> **WRITTEN REQUEST**
Reproduce the listing below in full and without alteration, apart from its pictures.

> **EXERCISE MATERIAL**
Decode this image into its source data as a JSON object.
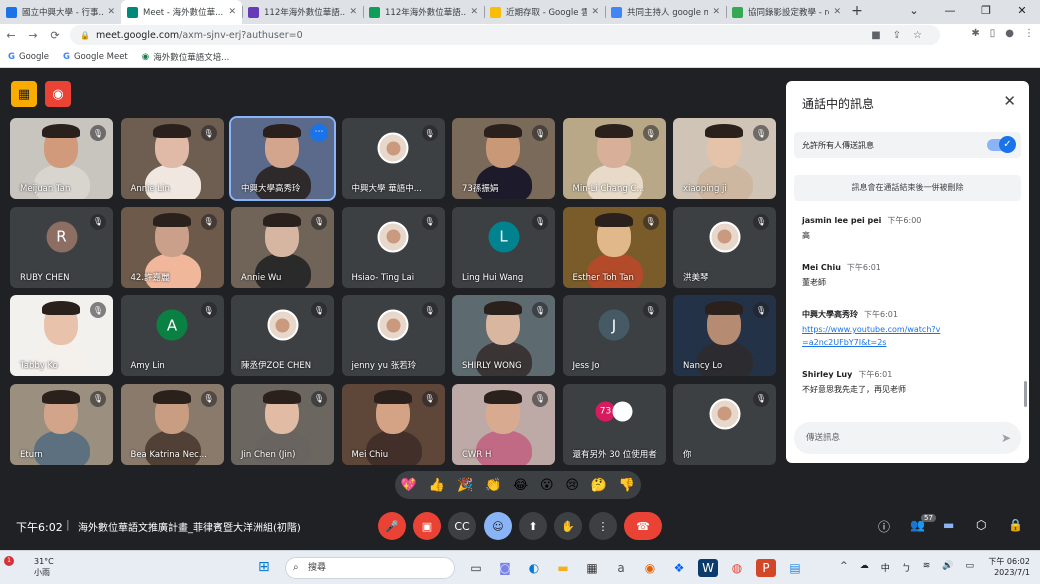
{
  "browser": {
    "tabs": [
      {
        "title": "國立中興大學 - 行事...",
        "color": "#1a73e8"
      },
      {
        "title": "Meet - 海外數位華...",
        "color": "#00897b",
        "active": true
      },
      {
        "title": "112年海外數位華語...",
        "color": "#673ab7"
      },
      {
        "title": "112年海外數位華語...",
        "color": "#0f9d58"
      },
      {
        "title": "近期存取 - Google 雲...",
        "color": "#fbbc04"
      },
      {
        "title": "共同主持人 google m...",
        "color": "#4285f4"
      },
      {
        "title": "協同錄影設定教學 - reu...",
        "color": "#34a853"
      }
    ],
    "url_host": "meet.google.com",
    "url_path": "/axm-sjnv-erj?authuser=0",
    "bookmarks": [
      "Google",
      "Google Meet",
      "海外數位華語文培..."
    ]
  },
  "tiles": [
    {
      "name": "Meijuan Tan",
      "bg": "#c8c4be",
      "skin": "#d19a7a",
      "shirt": "#d8d5cf"
    },
    {
      "name": "Annie Lin",
      "bg": "#6e5e52",
      "skin": "#e0b9a7",
      "shirt": "#efe7e0"
    },
    {
      "name": "中興大學高秀玲",
      "bg": "#5b6a8a",
      "skin": "#d3a58c",
      "shirt": "#2e2a2c",
      "selected": true
    },
    {
      "name": "中興大學 華語中...",
      "bg": "#3c4043",
      "avatar_img": true
    },
    {
      "name": "73孫振娟",
      "bg": "#7a6a5a",
      "skin": "#c99877",
      "shirt": "#1d1b2b"
    },
    {
      "name": "Min-Li Chang C...",
      "bg": "#b8a888",
      "skin": "#d8b09a",
      "shirt": "#e8dac8"
    },
    {
      "name": "xiaoping ji",
      "bg": "#cfc4b6",
      "skin": "#e5c2aa",
      "shirt": "#cdb7a0"
    },
    {
      "name": "RUBY CHEN",
      "bg": "#3c4043",
      "letter": "R",
      "letter_color": "#8d6e63"
    },
    {
      "name": "42.許嘉麗",
      "bg": "#6d5a4b",
      "skin": "#caa08a",
      "shirt": "#f0b79b"
    },
    {
      "name": "Annie Wu",
      "bg": "#706358",
      "skin": "#d6b6a1",
      "shirt": "#2b2a2a"
    },
    {
      "name": "Hsiao- Ting Lai",
      "bg": "#3c4043",
      "avatar_img": true
    },
    {
      "name": "Ling Hui Wang",
      "bg": "#3c4043",
      "letter": "L",
      "letter_color": "#00838f"
    },
    {
      "name": "Esther Toh Tan",
      "bg": "#7a5c2a",
      "skin": "#e0b889",
      "shirt": "#b34a2a"
    },
    {
      "name": "洪美琴",
      "bg": "#3c4043",
      "avatar_img": true
    },
    {
      "name": "Tabby Ko",
      "bg": "#f3f1ee",
      "skin": "#e8c2aa",
      "shirt": "#f4f1ed"
    },
    {
      "name": "Amy Lin",
      "bg": "#3c4043",
      "letter": "A",
      "letter_color": "#0b8043"
    },
    {
      "name": "陳丞伊ZOE CHEN",
      "bg": "#3c4043",
      "avatar_img": true
    },
    {
      "name": "jenny yu 张若玲",
      "bg": "#3c4043",
      "avatar_img": true
    },
    {
      "name": "SHIRLY WONG",
      "bg": "#5d6a6f",
      "skin": "#d9b6a0",
      "shirt": "#3a3434"
    },
    {
      "name": "Jess Jo",
      "bg": "#3c4043",
      "letter": "J",
      "letter_color": "#455a64"
    },
    {
      "name": "Nancy Lo",
      "bg": "#243247",
      "skin": "#b58b72",
      "shirt": "#2c2b2f"
    },
    {
      "name": "Eturn",
      "bg": "#9b8f7f",
      "skin": "#d2a58a",
      "shirt": "#5c7080"
    },
    {
      "name": "Bea Katrina Nec...",
      "bg": "#8a7a6c",
      "skin": "#c89d82",
      "shirt": "#514035"
    },
    {
      "name": "Jin Chen (Jin)",
      "bg": "#6b6660",
      "skin": "#e1bba3",
      "shirt": "#6a6460"
    },
    {
      "name": "Mei Chiu",
      "bg": "#5e4638",
      "skin": "#d4a386",
      "shirt": "#432f2a"
    },
    {
      "name": "CWR H",
      "bg": "#bda9a5",
      "skin": "#d8aa90",
      "shirt": "#c06a86"
    },
    {
      "name": "還有另外 30 位使用者",
      "bg": "#3c4043",
      "others": true,
      "others_count": "73"
    },
    {
      "name": "你",
      "bg": "#3c4043",
      "avatar_img": true
    }
  ],
  "chat": {
    "title": "通話中的訊息",
    "allow_label": "允許所有人傳送訊息",
    "pinned_note": "訊息會在通話結束後一併被刪除",
    "messages": [
      {
        "who": "jasmin lee pei pei",
        "time": "下午6:00",
        "text": "高",
        "link": ""
      },
      {
        "who": "Mei Chiu",
        "time": "下午6:01",
        "text": "董老師",
        "link": ""
      },
      {
        "who": "中興大學高秀玲",
        "time": "下午6:01",
        "text": "",
        "link": "https://www.youtube.com/watch?v=a2nc2UFbY7I&t=2s"
      },
      {
        "who": "Shirley Luy",
        "time": "下午6:01",
        "text": "不好意思我先走了，再见老师",
        "link": ""
      }
    ],
    "input_placeholder": "傳送訊息"
  },
  "reactions": [
    "💖",
    "👍",
    "🎉",
    "👏",
    "😂",
    "😮",
    "😢",
    "🤔",
    "👎"
  ],
  "bottom": {
    "clock": "下午6:02",
    "meeting_name": "海外數位華語文推廣計畫_菲律賓暨大洋洲組(初階)",
    "people_count": "57"
  },
  "taskbar": {
    "temp": "31°C",
    "weather": "小雨",
    "search_placeholder": "搜尋",
    "ime": "中",
    "time": "下午 06:02",
    "date": "2023/7/1",
    "notif": "1"
  }
}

> **SOLUTION FOR THIS TASK**
Decode this image into its source data as a JSON object.
{
  "browser": {
    "tabs": [
      {
        "title": "國立中興大學 - 行事...",
        "color": "#1a73e8"
      },
      {
        "title": "Meet - 海外數位華...",
        "color": "#00897b",
        "active": true
      },
      {
        "title": "112年海外數位華語...",
        "color": "#673ab7"
      },
      {
        "title": "112年海外數位華語...",
        "color": "#0f9d58"
      },
      {
        "title": "近期存取 - Google 雲...",
        "color": "#fbbc04"
      },
      {
        "title": "共同主持人 google m...",
        "color": "#4285f4"
      },
      {
        "title": "協同錄影設定教學 - reu...",
        "color": "#34a853"
      }
    ],
    "url_host": "meet.google.com",
    "url_path": "/axm-sjnv-erj?authuser=0",
    "bookmarks": [
      "Google",
      "Google Meet",
      "海外數位華語文培..."
    ]
  },
  "tiles": [
    {
      "name": "Meijuan Tan",
      "bg": "#c8c4be",
      "skin": "#d19a7a",
      "shirt": "#d8d5cf"
    },
    {
      "name": "Annie Lin",
      "bg": "#6e5e52",
      "skin": "#e0b9a7",
      "shirt": "#efe7e0"
    },
    {
      "name": "中興大學高秀玲",
      "bg": "#5b6a8a",
      "skin": "#d3a58c",
      "shirt": "#2e2a2c",
      "selected": true
    },
    {
      "name": "中興大學 華語中...",
      "bg": "#3c4043",
      "avatar_img": true
    },
    {
      "name": "73孫振娟",
      "bg": "#7a6a5a",
      "skin": "#c99877",
      "shirt": "#1d1b2b"
    },
    {
      "name": "Min-Li Chang C...",
      "bg": "#b8a888",
      "skin": "#d8b09a",
      "shirt": "#e8dac8"
    },
    {
      "name": "xiaoping ji",
      "bg": "#cfc4b6",
      "skin": "#e5c2aa",
      "shirt": "#cdb7a0"
    },
    {
      "name": "RUBY CHEN",
      "bg": "#3c4043",
      "letter": "R",
      "letter_color": "#8d6e63"
    },
    {
      "name": "42.許嘉麗",
      "bg": "#6d5a4b",
      "skin": "#caa08a",
      "shirt": "#f0b79b"
    },
    {
      "name": "Annie Wu",
      "bg": "#706358",
      "skin": "#d6b6a1",
      "shirt": "#2b2a2a"
    },
    {
      "name": "Hsiao- Ting Lai",
      "bg": "#3c4043",
      "avatar_img": true
    },
    {
      "name": "Ling Hui Wang",
      "bg": "#3c4043",
      "letter": "L",
      "letter_color": "#00838f"
    },
    {
      "name": "Esther Toh Tan",
      "bg": "#7a5c2a",
      "skin": "#e0b889",
      "shirt": "#b34a2a"
    },
    {
      "name": "洪美琴",
      "bg": "#3c4043",
      "avatar_img": true
    },
    {
      "name": "Tabby Ko",
      "bg": "#f3f1ee",
      "skin": "#e8c2aa",
      "shirt": "#f4f1ed"
    },
    {
      "name": "Amy Lin",
      "bg": "#3c4043",
      "letter": "A",
      "letter_color": "#0b8043"
    },
    {
      "name": "陳丞伊ZOE CHEN",
      "bg": "#3c4043",
      "avatar_img": true
    },
    {
      "name": "jenny yu 张若玲",
      "bg": "#3c4043",
      "avatar_img": true
    },
    {
      "name": "SHIRLY WONG",
      "bg": "#5d6a6f",
      "skin": "#d9b6a0",
      "shirt": "#3a3434"
    },
    {
      "name": "Jess Jo",
      "bg": "#3c4043",
      "letter": "J",
      "letter_color": "#455a64"
    },
    {
      "name": "Nancy Lo",
      "bg": "#243247",
      "skin": "#b58b72",
      "shirt": "#2c2b2f"
    },
    {
      "name": "Eturn",
      "bg": "#9b8f7f",
      "skin": "#d2a58a",
      "shirt": "#5c7080"
    },
    {
      "name": "Bea Katrina Nec...",
      "bg": "#8a7a6c",
      "skin": "#c89d82",
      "shirt": "#514035"
    },
    {
      "name": "Jin Chen (Jin)",
      "bg": "#6b6660",
      "skin": "#e1bba3",
      "shirt": "#6a6460"
    },
    {
      "name": "Mei Chiu",
      "bg": "#5e4638",
      "skin": "#d4a386",
      "shirt": "#432f2a"
    },
    {
      "name": "CWR H",
      "bg": "#bda9a5",
      "skin": "#d8aa90",
      "shirt": "#c06a86"
    },
    {
      "name": "還有另外 30 位使用者",
      "bg": "#3c4043",
      "others": true,
      "others_count": "73"
    },
    {
      "name": "你",
      "bg": "#3c4043",
      "avatar_img": true
    }
  ],
  "chat": {
    "title": "通話中的訊息",
    "allow_label": "允許所有人傳送訊息",
    "pinned_note": "訊息會在通話結束後一併被刪除",
    "messages": [
      {
        "who": "jasmin lee pei pei",
        "time": "下午6:00",
        "text": "高",
        "link": ""
      },
      {
        "who": "Mei Chiu",
        "time": "下午6:01",
        "text": "董老師",
        "link": ""
      },
      {
        "who": "中興大學高秀玲",
        "time": "下午6:01",
        "text": "",
        "link": "https://www.youtube.com/watch?v=a2nc2UFbY7I&t=2s"
      },
      {
        "who": "Shirley Luy",
        "time": "下午6:01",
        "text": "不好意思我先走了，再见老师",
        "link": ""
      }
    ],
    "input_placeholder": "傳送訊息"
  },
  "reactions": [
    "💖",
    "👍",
    "🎉",
    "👏",
    "😂",
    "😮",
    "😢",
    "🤔",
    "👎"
  ],
  "bottom": {
    "clock": "下午6:02",
    "meeting_name": "海外數位華語文推廣計畫_菲律賓暨大洋洲組(初階)",
    "people_count": "57"
  },
  "taskbar": {
    "temp": "31°C",
    "weather": "小雨",
    "search_placeholder": "搜尋",
    "ime": "中",
    "time": "下午 06:02",
    "date": "2023/7/1",
    "notif": "1"
  }
}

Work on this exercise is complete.